Aim - Make an exact copy of all the records.
START Input
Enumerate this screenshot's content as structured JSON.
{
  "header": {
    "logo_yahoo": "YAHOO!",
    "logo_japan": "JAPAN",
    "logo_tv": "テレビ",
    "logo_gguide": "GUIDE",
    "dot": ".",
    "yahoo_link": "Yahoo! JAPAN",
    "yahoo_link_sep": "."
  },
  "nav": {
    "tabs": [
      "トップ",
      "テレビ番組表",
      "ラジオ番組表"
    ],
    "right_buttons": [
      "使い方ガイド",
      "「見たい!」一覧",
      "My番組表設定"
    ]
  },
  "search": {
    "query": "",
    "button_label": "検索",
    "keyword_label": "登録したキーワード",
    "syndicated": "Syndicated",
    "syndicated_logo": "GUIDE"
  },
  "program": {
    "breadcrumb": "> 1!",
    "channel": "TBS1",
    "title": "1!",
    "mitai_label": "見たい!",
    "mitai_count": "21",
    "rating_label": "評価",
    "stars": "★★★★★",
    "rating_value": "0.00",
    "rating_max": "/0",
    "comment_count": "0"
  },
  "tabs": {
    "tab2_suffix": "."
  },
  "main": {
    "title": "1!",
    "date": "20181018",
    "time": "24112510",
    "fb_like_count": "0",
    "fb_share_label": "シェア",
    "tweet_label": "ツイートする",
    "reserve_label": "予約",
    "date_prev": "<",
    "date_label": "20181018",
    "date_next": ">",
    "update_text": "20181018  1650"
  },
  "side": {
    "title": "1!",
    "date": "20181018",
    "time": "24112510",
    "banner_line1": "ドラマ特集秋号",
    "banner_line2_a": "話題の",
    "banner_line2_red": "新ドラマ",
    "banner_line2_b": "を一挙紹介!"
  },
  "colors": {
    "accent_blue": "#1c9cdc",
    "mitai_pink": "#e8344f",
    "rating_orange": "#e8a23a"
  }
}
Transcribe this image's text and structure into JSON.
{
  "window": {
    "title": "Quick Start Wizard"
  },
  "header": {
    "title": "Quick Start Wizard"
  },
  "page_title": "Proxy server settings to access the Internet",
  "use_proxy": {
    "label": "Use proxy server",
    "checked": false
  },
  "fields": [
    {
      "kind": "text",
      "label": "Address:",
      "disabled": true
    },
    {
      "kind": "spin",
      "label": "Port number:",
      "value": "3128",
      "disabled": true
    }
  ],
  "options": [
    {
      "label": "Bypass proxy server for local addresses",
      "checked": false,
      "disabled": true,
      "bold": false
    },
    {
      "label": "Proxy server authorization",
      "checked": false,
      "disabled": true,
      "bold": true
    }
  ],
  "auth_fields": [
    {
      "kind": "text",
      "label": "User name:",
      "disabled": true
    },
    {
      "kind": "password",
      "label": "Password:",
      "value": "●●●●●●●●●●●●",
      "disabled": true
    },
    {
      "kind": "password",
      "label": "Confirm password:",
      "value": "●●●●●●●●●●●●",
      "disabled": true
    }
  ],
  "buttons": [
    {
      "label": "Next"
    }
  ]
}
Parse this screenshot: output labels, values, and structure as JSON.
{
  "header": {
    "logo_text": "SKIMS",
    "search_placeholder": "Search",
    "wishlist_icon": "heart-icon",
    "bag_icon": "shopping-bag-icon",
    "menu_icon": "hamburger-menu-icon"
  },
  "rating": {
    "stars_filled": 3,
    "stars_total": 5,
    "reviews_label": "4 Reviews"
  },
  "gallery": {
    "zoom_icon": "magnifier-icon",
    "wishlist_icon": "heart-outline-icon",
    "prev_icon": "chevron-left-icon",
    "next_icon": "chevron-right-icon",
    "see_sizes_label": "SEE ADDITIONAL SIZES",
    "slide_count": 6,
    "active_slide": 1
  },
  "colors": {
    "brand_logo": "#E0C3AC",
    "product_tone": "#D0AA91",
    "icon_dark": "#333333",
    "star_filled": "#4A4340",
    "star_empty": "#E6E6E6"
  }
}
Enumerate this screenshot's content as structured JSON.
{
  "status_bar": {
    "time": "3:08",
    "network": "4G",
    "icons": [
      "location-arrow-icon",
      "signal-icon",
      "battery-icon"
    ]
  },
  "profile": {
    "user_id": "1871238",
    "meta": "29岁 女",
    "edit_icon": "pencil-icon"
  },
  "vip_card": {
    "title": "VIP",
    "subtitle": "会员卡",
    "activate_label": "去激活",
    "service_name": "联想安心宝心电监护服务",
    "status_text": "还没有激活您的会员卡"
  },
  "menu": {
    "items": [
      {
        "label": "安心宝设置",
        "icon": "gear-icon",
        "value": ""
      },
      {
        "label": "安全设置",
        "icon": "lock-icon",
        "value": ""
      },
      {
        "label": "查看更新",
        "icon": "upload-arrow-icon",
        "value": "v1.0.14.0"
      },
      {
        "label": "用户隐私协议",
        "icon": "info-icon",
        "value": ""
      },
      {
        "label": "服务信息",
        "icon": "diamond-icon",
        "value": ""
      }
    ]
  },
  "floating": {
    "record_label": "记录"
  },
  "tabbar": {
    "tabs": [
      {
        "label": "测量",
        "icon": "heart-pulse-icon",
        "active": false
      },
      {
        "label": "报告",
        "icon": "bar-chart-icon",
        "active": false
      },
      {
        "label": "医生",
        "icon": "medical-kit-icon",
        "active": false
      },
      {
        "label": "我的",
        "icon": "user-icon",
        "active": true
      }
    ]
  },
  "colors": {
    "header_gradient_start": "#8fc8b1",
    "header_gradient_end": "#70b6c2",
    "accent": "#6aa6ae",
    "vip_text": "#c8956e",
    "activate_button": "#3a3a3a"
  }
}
END Input
Result of the exercise -
Enumerate this screenshot's content as structured JSON.
{
  "header": {
    "logo_yahoo": "YAHOO!",
    "logo_japan": "JAPAN",
    "logo_tv": "テレビ",
    "logo_gguide": "GUIDE",
    "dot": ".",
    "yahoo_link": "Yahoo! JAPAN",
    "yahoo_link_sep": "."
  },
  "nav": {
    "tabs": [
      "トップ",
      "テレビ番組表",
      "ラジオ番組表"
    ],
    "right_buttons": [
      "使い方ガイド",
      "「見たい!」一覧",
      "My番組表設定"
    ]
  },
  "search": {
    "query": "",
    "button_label": "検索",
    "keyword_label": "登録したキーワード",
    "syndicated": "Syndicated",
    "syndicated_logo": "GUIDE"
  },
  "program": {
    "breadcrumb": "> 1!",
    "channel": "TBS1",
    "title": "1!",
    "mitai_label": "見たい!",
    "mitai_count": "21",
    "rating_label": "評価",
    "stars": "★★★★★",
    "rating_value": "0.00",
    "rating_max": "/0",
    "comment_count": "0"
  },
  "tabs": {
    "tab2_suffix": "."
  },
  "main": {
    "title": "1!",
    "date": "20181018",
    "time": "24112510",
    "fb_like_count": "0",
    "fb_share_label": "シェア",
    "tweet_label": "ツイートする",
    "reserve_label": "予約",
    "date_prev": "<",
    "date_label": "20181018",
    "date_next": ">",
    "update_text": "20181018  1650"
  },
  "side": {
    "title": "1!",
    "date": "20181018",
    "time": "24112510",
    "banner_line1": "ドラマ特集秋号",
    "banner_line2_a": "話題の",
    "banner_line2_red": "新ドラマ",
    "banner_line2_b": "を一挙紹介!"
  },
  "colors": {
    "accent_blue": "#1c9cdc",
    "mitai_pink": "#e8344f",
    "rating_orange": "#e8a23a"
  }
}
Transcribe this image's text and structure into JSON.
{
  "window": {
    "title": "Quick Start Wizard"
  },
  "header": {
    "title": "Quick Start Wizard"
  },
  "page_title": "Proxy server settings to access the Internet",
  "use_proxy": {
    "label": "Use proxy server",
    "checked": false
  },
  "fields": [
    {
      "kind": "text",
      "label": "Address:",
      "disabled": true
    },
    {
      "kind": "spin",
      "label": "Port number:",
      "value": "3128",
      "disabled": true
    }
  ],
  "options": [
    {
      "label": "Bypass proxy server for local addresses",
      "checked": false,
      "disabled": true,
      "bold": false
    },
    {
      "label": "Proxy server authorization",
      "checked": false,
      "disabled": true,
      "bold": true
    }
  ],
  "auth_fields": [
    {
      "kind": "text",
      "label": "User name:",
      "disabled": true
    },
    {
      "kind": "password",
      "label": "Password:",
      "value": "●●●●●●●●●●●●",
      "disabled": true
    },
    {
      "kind": "password",
      "label": "Confirm password:",
      "value": "●●●●●●●●●●●●",
      "disabled": true
    }
  ],
  "buttons": [
    {
      "label": "Next"
    }
  ]
}
Parse this screenshot: output labels, values, and structure as JSON.
{
  "header": {
    "logo_text": "SKIMS",
    "search_placeholder": "Search",
    "wishlist_icon": "heart-icon",
    "bag_icon": "shopping-bag-icon",
    "menu_icon": "hamburger-menu-icon"
  },
  "rating": {
    "stars_filled": 3,
    "stars_total": 5,
    "reviews_label": "4 Reviews"
  },
  "gallery": {
    "zoom_icon": "magnifier-icon",
    "wishlist_icon": "heart-outline-icon",
    "prev_icon": "chevron-left-icon",
    "next_icon": "chevron-right-icon",
    "see_sizes_label": "SEE ADDITIONAL SIZES",
    "slide_count": 6,
    "active_slide": 1
  },
  "colors": {
    "brand_logo": "#E0C3AC",
    "product_tone": "#D0AA91",
    "icon_dark": "#333333",
    "star_filled": "#4A4340",
    "star_empty": "#E6E6E6"
  }
}
Enumerate this screenshot's content as structured JSON.
{
  "status_bar": {
    "time": "3:08",
    "network": "4G",
    "icons": [
      "location-arrow-icon",
      "signal-icon",
      "battery-icon"
    ]
  },
  "profile": {
    "user_id": "1871238",
    "meta": "29岁 女",
    "edit_icon": "pencil-icon"
  },
  "vip_card": {
    "title": "VIP",
    "subtitle": "会员卡",
    "activate_label": "去激活",
    "service_name": "联想安心宝心电监护服务",
    "status_text": "还没有激活您的会员卡"
  },
  "menu": {
    "items": [
      {
        "label": "安心宝设置",
        "icon": "gear-icon",
        "value": ""
      },
      {
        "label": "安全设置",
        "icon": "lock-icon",
        "value": ""
      },
      {
        "label": "查看更新",
        "icon": "upload-arrow-icon",
        "value": "v1.0.14.0"
      },
      {
        "label": "用户隐私协议",
        "icon": "info-icon",
        "value": ""
      },
      {
        "label": "服务信息",
        "icon": "diamond-icon",
        "value": ""
      }
    ]
  },
  "floating": {
    "record_label": "记录"
  },
  "tabbar": {
    "tabs": [
      {
        "label": "测量",
        "icon": "heart-pulse-icon",
        "active": false
      },
      {
        "label": "报告",
        "icon": "bar-chart-icon",
        "active": false
      },
      {
        "label": "医生",
        "icon": "medical-kit-icon",
        "active": false
      },
      {
        "label": "我的",
        "icon": "user-icon",
        "active": true
      }
    ]
  },
  "colors": {
    "header_gradient_start": "#8fc8b1",
    "header_gradient_end": "#70b6c2",
    "accent": "#6aa6ae",
    "vip_text": "#c8956e",
    "activate_button": "#3a3a3a"
  }
}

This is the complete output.